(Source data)

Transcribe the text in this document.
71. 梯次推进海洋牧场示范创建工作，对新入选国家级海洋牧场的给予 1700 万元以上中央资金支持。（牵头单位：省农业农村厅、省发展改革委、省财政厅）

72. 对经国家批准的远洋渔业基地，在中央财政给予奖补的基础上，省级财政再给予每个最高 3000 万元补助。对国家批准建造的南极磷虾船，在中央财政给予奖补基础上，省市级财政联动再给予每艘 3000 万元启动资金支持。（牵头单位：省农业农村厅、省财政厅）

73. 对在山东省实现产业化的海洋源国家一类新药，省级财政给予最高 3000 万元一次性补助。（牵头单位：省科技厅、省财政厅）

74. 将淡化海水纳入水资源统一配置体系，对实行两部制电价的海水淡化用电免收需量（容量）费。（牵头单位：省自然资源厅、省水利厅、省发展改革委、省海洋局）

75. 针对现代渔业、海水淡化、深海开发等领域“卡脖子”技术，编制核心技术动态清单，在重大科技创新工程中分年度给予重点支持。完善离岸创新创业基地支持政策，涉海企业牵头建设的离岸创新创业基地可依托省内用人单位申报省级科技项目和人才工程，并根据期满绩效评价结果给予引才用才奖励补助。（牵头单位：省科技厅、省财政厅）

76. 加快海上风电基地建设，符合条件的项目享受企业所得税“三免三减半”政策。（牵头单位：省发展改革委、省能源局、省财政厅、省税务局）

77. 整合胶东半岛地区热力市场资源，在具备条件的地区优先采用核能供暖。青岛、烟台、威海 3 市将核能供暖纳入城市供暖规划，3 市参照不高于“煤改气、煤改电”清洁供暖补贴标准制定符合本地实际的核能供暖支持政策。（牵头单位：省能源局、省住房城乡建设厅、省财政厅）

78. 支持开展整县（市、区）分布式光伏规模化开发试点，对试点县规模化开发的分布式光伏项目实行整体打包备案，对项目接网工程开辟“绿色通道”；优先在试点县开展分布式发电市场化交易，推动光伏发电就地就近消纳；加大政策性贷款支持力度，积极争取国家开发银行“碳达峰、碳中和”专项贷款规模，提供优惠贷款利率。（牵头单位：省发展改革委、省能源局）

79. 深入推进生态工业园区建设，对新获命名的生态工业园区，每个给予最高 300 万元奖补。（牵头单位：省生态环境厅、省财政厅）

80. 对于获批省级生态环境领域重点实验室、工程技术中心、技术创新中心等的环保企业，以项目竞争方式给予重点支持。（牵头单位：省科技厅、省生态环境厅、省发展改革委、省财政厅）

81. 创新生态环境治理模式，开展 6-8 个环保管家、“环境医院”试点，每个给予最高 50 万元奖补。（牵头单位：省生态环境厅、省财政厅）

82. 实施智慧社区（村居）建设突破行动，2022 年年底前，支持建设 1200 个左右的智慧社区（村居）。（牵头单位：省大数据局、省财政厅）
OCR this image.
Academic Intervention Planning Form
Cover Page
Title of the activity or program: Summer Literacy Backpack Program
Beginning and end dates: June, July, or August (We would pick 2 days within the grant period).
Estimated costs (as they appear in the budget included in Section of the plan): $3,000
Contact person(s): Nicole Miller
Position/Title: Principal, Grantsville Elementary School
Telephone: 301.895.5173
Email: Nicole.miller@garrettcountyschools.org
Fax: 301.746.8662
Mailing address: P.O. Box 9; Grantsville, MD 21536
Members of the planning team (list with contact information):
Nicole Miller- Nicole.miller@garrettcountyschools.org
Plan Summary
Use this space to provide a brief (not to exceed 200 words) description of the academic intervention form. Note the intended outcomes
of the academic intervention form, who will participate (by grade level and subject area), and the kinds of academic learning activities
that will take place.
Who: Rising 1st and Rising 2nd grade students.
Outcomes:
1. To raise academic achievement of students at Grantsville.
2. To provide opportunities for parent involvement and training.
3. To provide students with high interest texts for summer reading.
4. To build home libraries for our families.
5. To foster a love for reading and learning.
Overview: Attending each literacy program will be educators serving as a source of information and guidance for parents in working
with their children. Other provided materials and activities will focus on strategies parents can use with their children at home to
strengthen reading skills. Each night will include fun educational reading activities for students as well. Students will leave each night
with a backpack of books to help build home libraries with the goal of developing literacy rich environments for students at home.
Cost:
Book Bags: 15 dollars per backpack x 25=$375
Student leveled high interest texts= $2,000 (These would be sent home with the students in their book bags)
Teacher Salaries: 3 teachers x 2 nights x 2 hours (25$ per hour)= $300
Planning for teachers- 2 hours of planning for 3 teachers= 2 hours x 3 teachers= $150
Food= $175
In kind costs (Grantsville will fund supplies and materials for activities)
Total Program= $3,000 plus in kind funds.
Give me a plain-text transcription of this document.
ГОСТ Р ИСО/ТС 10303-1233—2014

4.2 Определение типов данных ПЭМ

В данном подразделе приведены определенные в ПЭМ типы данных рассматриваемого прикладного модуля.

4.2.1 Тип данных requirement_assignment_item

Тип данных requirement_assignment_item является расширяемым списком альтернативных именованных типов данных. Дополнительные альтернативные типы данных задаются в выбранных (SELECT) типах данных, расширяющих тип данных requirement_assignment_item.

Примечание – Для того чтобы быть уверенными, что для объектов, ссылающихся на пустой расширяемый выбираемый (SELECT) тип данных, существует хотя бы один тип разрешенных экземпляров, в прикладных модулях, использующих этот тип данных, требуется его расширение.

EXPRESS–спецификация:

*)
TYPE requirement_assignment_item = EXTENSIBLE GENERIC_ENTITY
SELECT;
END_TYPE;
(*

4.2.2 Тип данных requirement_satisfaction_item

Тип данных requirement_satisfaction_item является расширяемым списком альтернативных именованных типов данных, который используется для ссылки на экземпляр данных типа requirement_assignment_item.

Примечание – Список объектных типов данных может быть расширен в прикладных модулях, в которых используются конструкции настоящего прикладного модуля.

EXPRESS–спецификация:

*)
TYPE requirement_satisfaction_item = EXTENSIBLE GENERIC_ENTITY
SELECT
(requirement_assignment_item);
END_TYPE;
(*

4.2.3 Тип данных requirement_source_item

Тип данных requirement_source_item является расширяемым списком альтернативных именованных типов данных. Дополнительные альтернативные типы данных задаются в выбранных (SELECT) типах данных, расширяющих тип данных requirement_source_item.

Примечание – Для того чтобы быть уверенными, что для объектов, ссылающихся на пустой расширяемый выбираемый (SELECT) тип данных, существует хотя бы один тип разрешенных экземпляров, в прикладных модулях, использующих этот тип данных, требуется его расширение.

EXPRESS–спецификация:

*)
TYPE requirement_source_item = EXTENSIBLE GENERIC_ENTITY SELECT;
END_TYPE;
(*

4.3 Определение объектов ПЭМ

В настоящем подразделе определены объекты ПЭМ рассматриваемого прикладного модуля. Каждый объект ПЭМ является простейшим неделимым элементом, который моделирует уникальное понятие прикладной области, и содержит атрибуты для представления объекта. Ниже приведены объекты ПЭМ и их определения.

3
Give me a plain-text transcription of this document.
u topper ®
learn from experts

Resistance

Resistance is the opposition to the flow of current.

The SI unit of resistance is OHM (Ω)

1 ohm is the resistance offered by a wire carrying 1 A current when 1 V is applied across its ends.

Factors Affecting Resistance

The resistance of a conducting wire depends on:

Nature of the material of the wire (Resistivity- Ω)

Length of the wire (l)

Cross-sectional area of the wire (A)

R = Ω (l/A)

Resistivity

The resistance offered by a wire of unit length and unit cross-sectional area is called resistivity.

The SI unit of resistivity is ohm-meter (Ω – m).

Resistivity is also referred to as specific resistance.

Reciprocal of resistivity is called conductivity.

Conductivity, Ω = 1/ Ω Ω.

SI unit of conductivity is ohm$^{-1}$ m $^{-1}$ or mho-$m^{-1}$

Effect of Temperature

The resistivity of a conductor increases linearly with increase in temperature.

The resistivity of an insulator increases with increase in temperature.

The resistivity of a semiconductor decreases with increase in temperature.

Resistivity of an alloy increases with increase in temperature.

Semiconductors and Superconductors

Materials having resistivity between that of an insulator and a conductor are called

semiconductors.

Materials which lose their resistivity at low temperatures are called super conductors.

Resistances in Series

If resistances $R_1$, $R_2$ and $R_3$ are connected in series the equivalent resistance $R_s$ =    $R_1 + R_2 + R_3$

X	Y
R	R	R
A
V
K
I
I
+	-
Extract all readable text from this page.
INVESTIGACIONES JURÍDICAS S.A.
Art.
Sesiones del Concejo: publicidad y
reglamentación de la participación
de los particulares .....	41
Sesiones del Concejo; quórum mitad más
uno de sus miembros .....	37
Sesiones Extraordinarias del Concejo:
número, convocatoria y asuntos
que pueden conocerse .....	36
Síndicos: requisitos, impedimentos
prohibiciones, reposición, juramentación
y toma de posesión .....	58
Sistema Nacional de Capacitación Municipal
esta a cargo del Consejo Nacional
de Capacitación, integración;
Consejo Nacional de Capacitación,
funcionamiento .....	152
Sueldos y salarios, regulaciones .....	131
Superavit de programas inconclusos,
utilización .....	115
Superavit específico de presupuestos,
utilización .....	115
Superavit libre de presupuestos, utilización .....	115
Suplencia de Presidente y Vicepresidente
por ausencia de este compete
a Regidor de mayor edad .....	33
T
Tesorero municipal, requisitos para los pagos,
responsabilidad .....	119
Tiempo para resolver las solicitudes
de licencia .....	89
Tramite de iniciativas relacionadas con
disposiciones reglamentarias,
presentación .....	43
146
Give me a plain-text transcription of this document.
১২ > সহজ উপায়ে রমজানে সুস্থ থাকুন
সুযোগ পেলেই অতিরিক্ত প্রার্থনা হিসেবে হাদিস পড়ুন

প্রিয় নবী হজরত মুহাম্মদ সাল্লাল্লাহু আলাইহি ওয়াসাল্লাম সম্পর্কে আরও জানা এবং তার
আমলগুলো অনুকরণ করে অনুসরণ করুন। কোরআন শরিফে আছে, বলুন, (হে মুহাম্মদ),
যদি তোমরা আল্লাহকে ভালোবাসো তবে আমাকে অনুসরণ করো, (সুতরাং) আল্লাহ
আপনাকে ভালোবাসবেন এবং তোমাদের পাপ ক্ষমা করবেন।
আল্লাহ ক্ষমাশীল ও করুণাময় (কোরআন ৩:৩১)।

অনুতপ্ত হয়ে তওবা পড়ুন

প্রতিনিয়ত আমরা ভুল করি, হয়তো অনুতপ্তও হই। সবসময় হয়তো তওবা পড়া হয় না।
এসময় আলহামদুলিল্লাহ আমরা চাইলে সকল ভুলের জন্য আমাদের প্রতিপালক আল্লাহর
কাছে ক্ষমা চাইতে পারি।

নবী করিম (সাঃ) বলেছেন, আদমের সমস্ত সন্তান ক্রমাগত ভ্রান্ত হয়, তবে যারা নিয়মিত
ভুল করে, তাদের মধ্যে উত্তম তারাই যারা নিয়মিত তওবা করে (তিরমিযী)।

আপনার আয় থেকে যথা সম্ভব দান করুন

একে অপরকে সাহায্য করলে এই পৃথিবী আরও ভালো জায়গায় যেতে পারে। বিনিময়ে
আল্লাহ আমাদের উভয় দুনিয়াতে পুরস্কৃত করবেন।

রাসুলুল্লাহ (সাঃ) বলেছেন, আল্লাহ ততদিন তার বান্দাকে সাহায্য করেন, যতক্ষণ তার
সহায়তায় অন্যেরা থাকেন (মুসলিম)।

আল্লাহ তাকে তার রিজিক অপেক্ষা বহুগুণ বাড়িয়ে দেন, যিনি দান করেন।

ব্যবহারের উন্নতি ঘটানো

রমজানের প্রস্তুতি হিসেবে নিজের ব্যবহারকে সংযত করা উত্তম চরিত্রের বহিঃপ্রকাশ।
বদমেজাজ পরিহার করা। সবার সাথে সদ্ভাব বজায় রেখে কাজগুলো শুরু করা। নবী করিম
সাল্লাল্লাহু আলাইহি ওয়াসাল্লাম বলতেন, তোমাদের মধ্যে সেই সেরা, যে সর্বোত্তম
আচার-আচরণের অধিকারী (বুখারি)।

▶ _Work to do_:
Copy out every line of the material above that mentions the word "increase".

▶ _The output_:
The resistivity of a conductor increases linearly with increase in temperature.
The resistivity of an insulator increases with increase in temperature.
The resistivity of a semiconductor decreases with increase in temperature.
Resistivity of an alloy increases with increase in temperature.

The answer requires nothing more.